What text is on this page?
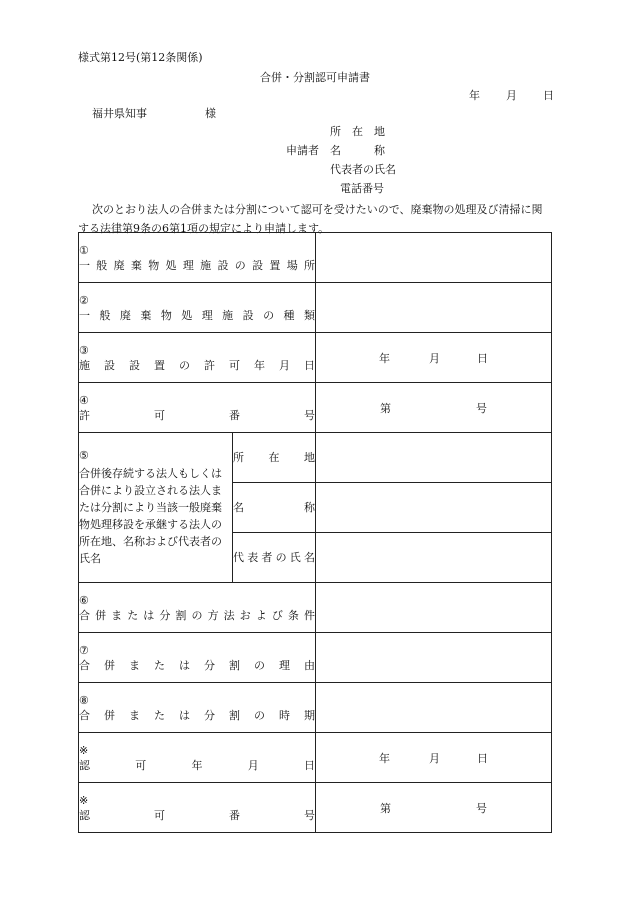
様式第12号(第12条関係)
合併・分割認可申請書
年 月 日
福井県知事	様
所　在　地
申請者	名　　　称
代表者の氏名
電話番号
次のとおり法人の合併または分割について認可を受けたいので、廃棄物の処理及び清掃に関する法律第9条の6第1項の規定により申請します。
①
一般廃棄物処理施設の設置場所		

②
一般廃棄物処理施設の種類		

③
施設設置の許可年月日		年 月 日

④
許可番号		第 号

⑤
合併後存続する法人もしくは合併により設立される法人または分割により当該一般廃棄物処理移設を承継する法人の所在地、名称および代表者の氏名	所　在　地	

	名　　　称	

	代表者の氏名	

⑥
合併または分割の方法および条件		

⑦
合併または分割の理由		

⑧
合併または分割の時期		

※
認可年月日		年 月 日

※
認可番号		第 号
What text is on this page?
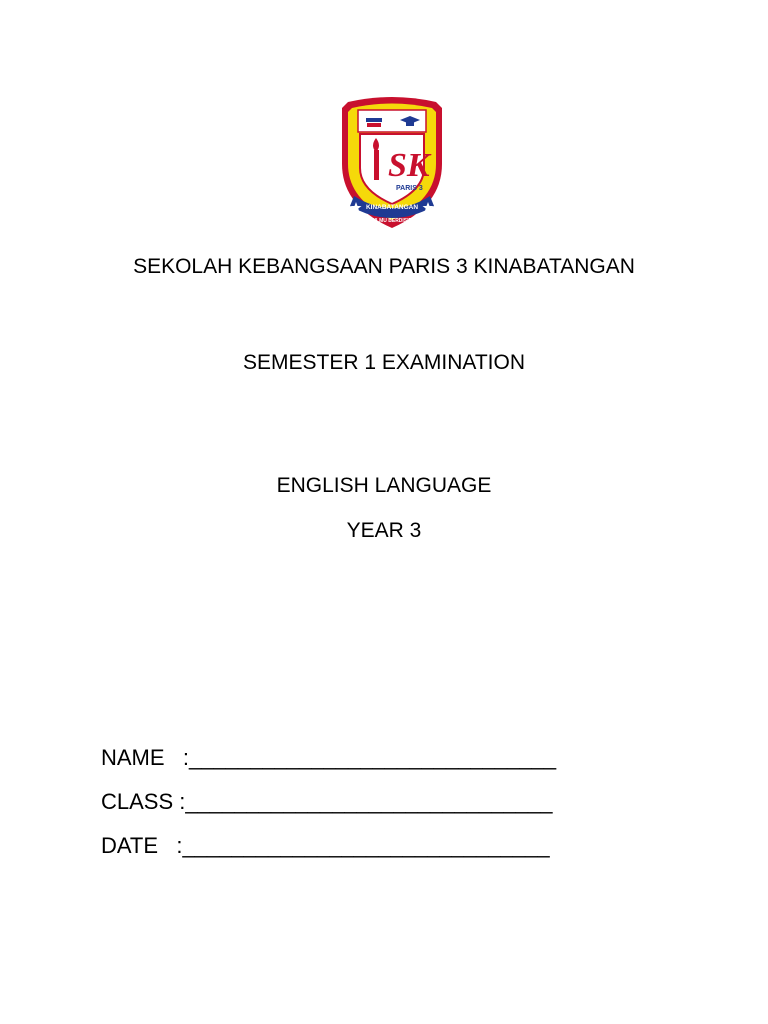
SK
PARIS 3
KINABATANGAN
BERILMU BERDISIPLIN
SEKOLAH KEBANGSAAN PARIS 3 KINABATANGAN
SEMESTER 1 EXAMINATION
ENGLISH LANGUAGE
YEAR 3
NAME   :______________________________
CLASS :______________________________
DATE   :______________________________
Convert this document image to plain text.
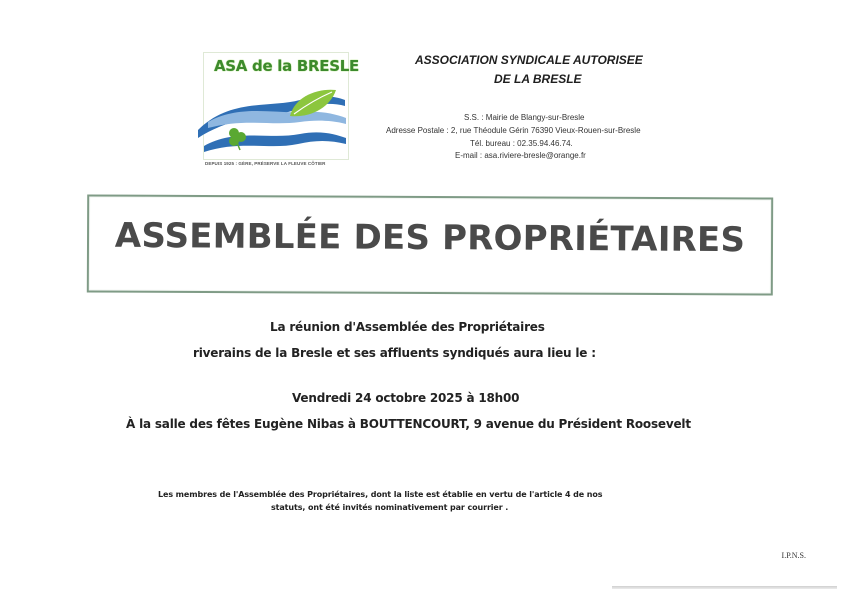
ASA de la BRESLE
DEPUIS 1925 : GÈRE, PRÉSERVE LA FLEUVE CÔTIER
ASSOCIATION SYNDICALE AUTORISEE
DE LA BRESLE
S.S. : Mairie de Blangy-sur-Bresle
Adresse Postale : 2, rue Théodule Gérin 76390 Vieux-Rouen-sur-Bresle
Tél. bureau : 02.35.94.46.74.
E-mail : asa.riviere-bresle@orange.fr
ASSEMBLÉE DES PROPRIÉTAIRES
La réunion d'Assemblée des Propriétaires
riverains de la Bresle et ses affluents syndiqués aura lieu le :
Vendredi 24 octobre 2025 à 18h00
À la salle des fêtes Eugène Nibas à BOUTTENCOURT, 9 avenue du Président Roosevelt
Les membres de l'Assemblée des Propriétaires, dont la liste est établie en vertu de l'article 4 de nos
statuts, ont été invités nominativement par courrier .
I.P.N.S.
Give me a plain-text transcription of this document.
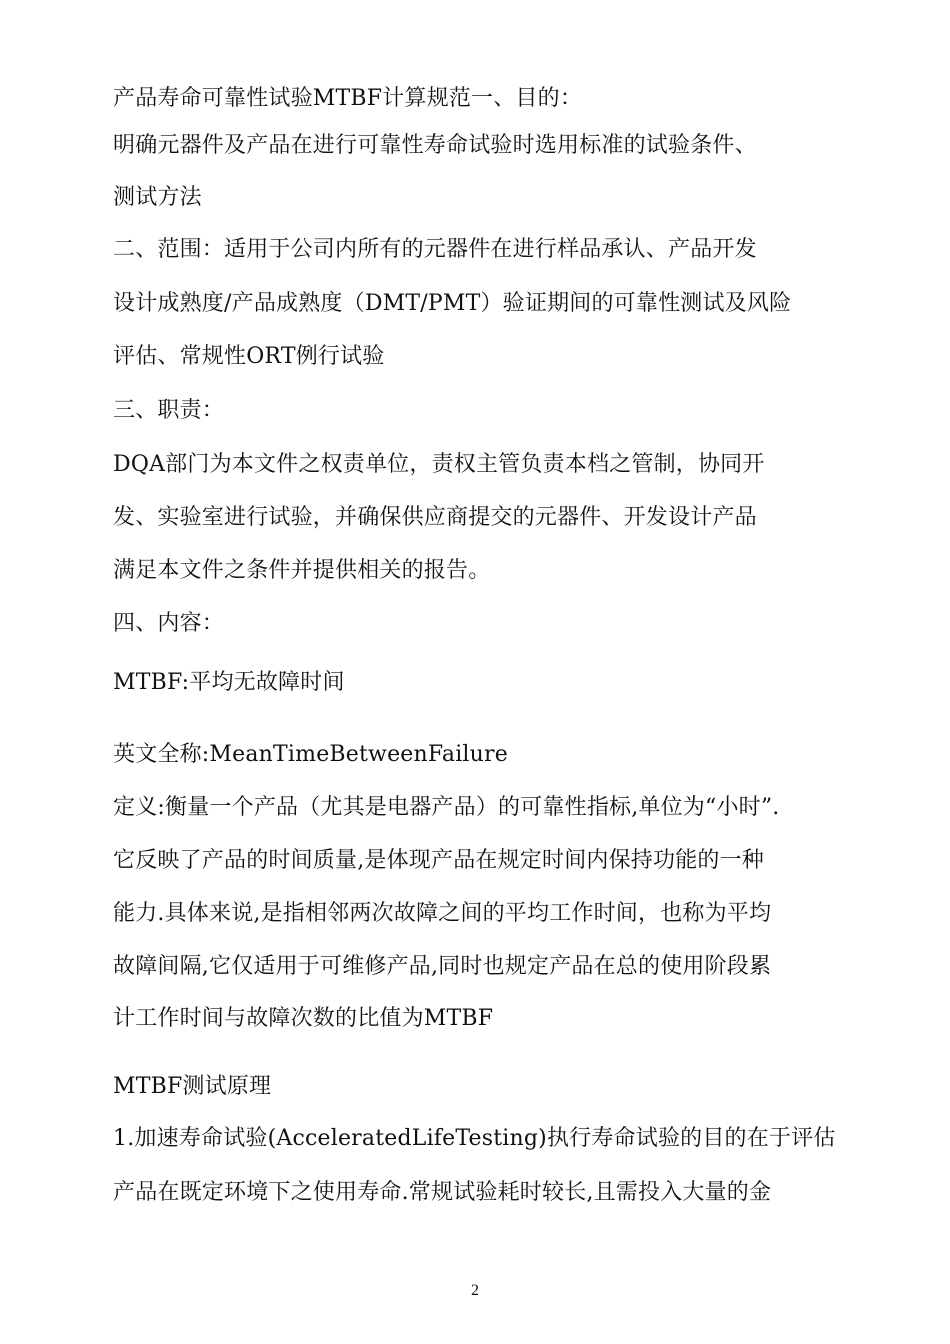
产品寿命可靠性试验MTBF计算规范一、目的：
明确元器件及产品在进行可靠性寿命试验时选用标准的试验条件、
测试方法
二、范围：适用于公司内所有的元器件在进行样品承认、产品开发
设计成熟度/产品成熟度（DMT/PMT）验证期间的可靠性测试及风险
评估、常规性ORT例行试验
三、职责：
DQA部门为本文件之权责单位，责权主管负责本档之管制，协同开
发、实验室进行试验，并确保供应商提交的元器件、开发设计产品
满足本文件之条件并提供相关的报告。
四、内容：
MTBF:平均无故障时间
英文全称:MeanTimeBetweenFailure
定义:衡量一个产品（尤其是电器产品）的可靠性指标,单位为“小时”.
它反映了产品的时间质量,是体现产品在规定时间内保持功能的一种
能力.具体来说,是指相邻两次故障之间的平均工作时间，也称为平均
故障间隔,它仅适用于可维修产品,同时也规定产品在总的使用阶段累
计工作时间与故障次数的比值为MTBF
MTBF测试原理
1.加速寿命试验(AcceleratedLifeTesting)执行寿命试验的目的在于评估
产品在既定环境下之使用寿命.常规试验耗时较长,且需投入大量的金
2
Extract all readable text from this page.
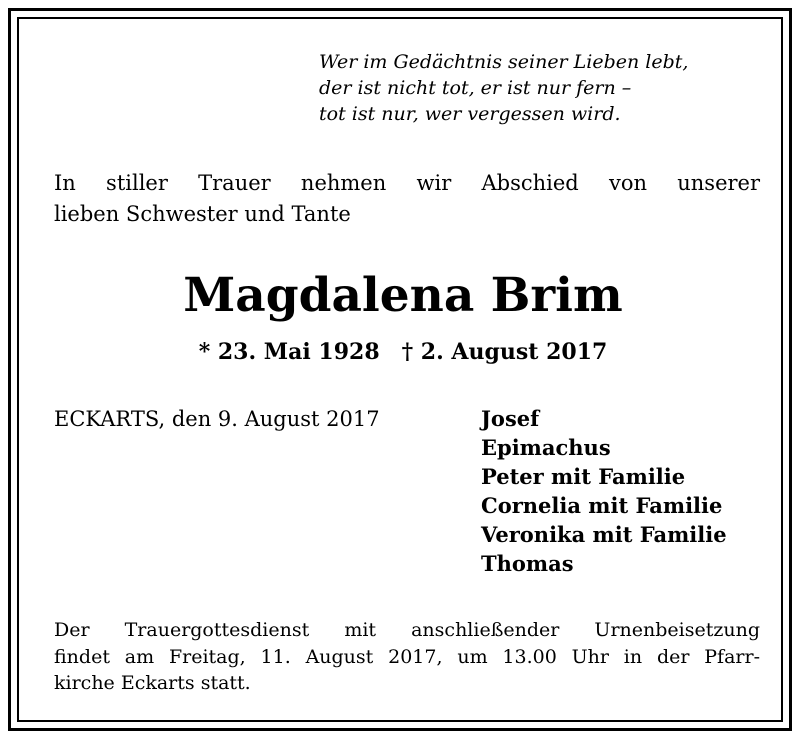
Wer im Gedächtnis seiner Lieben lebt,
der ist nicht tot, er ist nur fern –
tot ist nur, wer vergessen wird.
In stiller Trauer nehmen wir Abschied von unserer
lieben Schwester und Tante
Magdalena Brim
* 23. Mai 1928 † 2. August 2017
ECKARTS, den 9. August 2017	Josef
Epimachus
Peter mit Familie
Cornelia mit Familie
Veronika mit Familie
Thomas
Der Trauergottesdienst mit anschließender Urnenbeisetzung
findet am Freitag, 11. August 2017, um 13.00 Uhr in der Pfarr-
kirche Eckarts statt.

..............................

GIVEN TASK:
List the lines of the records where "Familie" occurs.

ANSWER IN FULL:
Peter mit Familie
Cornelia mit Familie
Veronika mit Familie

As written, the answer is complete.